··· Given records ···

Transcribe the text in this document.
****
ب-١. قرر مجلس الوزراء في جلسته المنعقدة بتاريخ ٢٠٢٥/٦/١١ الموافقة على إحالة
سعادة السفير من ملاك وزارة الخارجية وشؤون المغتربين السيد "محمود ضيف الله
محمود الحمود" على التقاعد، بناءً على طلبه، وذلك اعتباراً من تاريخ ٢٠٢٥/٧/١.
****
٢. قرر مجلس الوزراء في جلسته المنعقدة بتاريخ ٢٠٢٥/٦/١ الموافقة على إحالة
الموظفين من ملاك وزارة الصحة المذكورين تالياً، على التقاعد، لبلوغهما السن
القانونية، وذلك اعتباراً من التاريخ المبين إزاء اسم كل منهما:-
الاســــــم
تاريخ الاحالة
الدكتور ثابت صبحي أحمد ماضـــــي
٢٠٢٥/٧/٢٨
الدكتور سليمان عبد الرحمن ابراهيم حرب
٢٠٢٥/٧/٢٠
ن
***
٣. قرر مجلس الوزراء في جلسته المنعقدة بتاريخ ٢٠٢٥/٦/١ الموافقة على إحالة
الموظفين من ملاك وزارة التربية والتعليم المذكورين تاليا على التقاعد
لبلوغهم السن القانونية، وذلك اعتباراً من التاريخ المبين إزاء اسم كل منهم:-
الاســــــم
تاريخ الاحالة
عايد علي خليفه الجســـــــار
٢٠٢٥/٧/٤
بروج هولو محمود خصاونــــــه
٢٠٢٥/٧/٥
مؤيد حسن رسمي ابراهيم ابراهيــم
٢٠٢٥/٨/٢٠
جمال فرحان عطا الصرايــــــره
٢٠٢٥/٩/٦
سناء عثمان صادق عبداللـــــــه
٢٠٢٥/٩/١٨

···

Goal of the exercise — Give back the whole listing, word for word.

Answer —
Transcribe the text in this document.
****
ب-١. قرر مجلس الوزراء في جلسته المنعقدة بتاريخ ٢٠٢٥/٦/١١ الموافقة على إحالة
سعادة السفير من ملاك وزارة الخارجية وشؤون المغتربين السيد "محمود ضيف الله
محمود الحمود" على التقاعد، بناءً على طلبه، وذلك اعتباراً من تاريخ ٢٠٢٥/٧/١.
****
٢. قرر مجلس الوزراء في جلسته المنعقدة بتاريخ ٢٠٢٥/٦/١ الموافقة على إحالة
الموظفين من ملاك وزارة الصحة المذكورين تالياً، على التقاعد، لبلوغهما السن
القانونية، وذلك اعتباراً من التاريخ المبين إزاء اسم كل منهما:-
الاســــــم
تاريخ الاحالة
الدكتور ثابت صبحي أحمد ماضـــــي
٢٠٢٥/٧/٢٨
الدكتور سليمان عبد الرحمن ابراهيم حرب
٢٠٢٥/٧/٢٠
ن
***
٣. قرر مجلس الوزراء في جلسته المنعقدة بتاريخ ٢٠٢٥/٦/١ الموافقة على إحالة
الموظفين من ملاك وزارة التربية والتعليم المذكورين تاليا على التقاعد
لبلوغهم السن القانونية، وذلك اعتباراً من التاريخ المبين إزاء اسم كل منهم:-
الاســــــم
تاريخ الاحالة
عايد علي خليفه الجســـــــار
٢٠٢٥/٧/٤
بروج هولو محمود خصاونــــــه
٢٠٢٥/٧/٥
مؤيد حسن رسمي ابراهيم ابراهيــم
٢٠٢٥/٨/٢٠
جمال فرحان عطا الصرايــــــره
٢٠٢٥/٩/٦
سناء عثمان صادق عبداللـــــــه
٢٠٢٥/٩/١٨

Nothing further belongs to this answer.